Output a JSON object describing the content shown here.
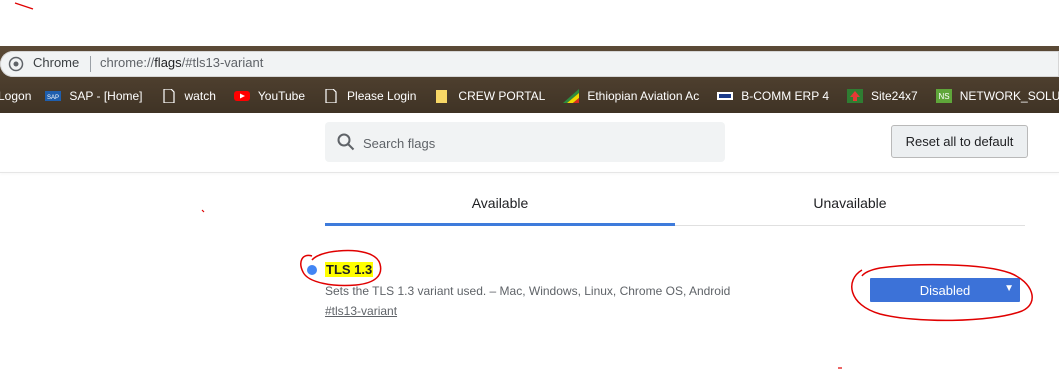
{
  "browser": {
    "site_name": "Chrome",
    "url_scheme": "chrome://",
    "url_host": "flags",
    "url_path": "/#tls13-variant",
    "bookmarks": [
      {
        "label": "Logon",
        "icon": "none"
      },
      {
        "label": "SAP - [Home]",
        "icon": "sap-icon"
      },
      {
        "label": "watch",
        "icon": "page-icon"
      },
      {
        "label": "YouTube",
        "icon": "youtube-icon"
      },
      {
        "label": "Please Login",
        "icon": "page-icon"
      },
      {
        "label": "CREW PORTAL",
        "icon": "folder-icon"
      },
      {
        "label": "Ethiopian Aviation Ac",
        "icon": "flag-icon"
      },
      {
        "label": "B-COMM ERP 4",
        "icon": "bcomm-icon"
      },
      {
        "label": "Site24x7",
        "icon": "site24x7-icon"
      },
      {
        "label": "NETWORK_SOLUTIO",
        "icon": "ns-icon"
      }
    ]
  },
  "flags_page": {
    "search": {
      "placeholder": "Search flags",
      "value": ""
    },
    "reset_label": "Reset all to default",
    "tabs": [
      {
        "label": "Available",
        "active": true
      },
      {
        "label": "Unavailable",
        "active": false
      }
    ],
    "flag": {
      "title": "TLS 1.3",
      "description": "Sets the TLS 1.3 variant used. – Mac, Windows, Linux, Chrome OS, Android",
      "anchor": "#tls13-variant",
      "selected_value": "Disabled"
    }
  },
  "colors": {
    "accent": "#3c72d8",
    "highlight": "#ffff00",
    "annotation": "#e00000",
    "frame": "#4a3c2c"
  }
}
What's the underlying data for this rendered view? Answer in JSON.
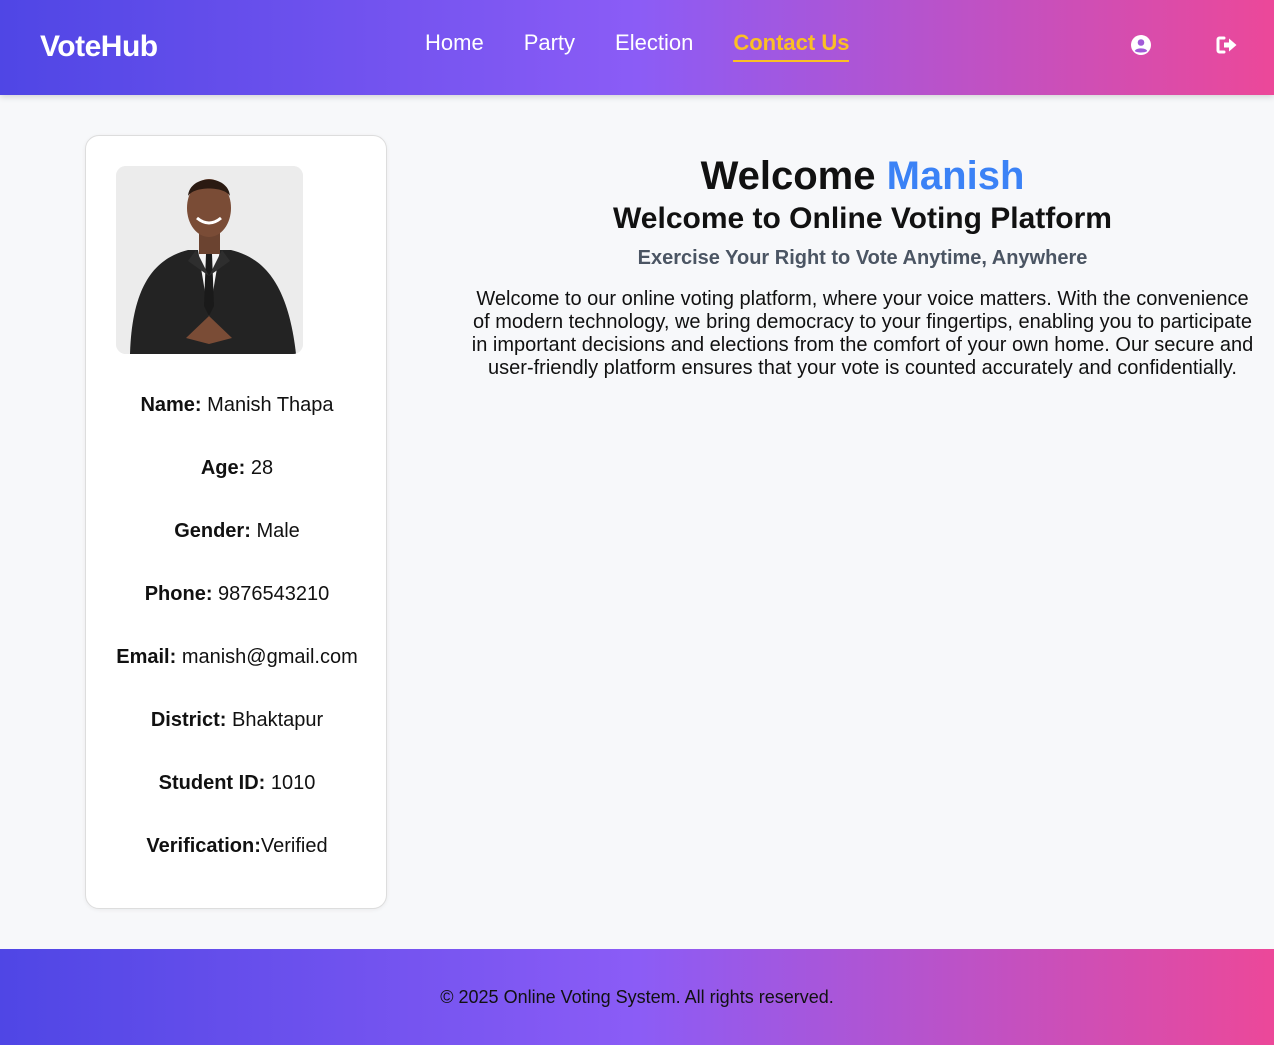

______

DESCRIPTION OF THE TASK –
Copy each line exactly, and leave the pictures out of your copy.

RESPONSE TO THE EXERCISE –
Output a JSON object describing the content shown here.
{
  "browser": {
    "site_name": "Chrome",
    "url_scheme": "chrome://",
    "url_host": "flags",
    "url_path": "/#tls13-variant",
    "bookmarks": [
      {
        "label": "Logon",
        "icon": "none"
      },
      {
        "label": "SAP - [Home]",
        "icon": "sap-icon"
      },
      {
        "label": "watch",
        "icon": "page-icon"
      },
      {
        "label": "YouTube",
        "icon": "youtube-icon"
      },
      {
        "label": "Please Login",
        "icon": "page-icon"
      },
      {
        "label": "CREW PORTAL",
        "icon": "folder-icon"
      },
      {
        "label": "Ethiopian Aviation Ac",
        "icon": "flag-icon"
      },
      {
        "label": "B-COMM ERP 4",
        "icon": "bcomm-icon"
      },
      {
        "label": "Site24x7",
        "icon": "site24x7-icon"
      },
      {
        "label": "NETWORK_SOLUTIO",
        "icon": "ns-icon"
      }
    ]
  },
  "flags_page": {
    "search": {
      "placeholder": "Search flags",
      "value": ""
    },
    "reset_label": "Reset all to default",
    "tabs": [
      {
        "label": "Available",
        "active": true
      },
      {
        "label": "Unavailable",
        "active": false
      }
    ],
    "flag": {
      "title": "TLS 1.3",
      "description": "Sets the TLS 1.3 variant used. – Mac, Windows, Linux, Chrome OS, Android",
      "anchor": "#tls13-variant",
      "selected_value": "Disabled"
    }
  },
  "colors": {
    "accent": "#3c72d8",
    "highlight": "#ffff00",
    "annotation": "#e00000",
    "frame": "#4a3c2c"
  }
}
What's the underlying data for this rendered view? Answer in JSON.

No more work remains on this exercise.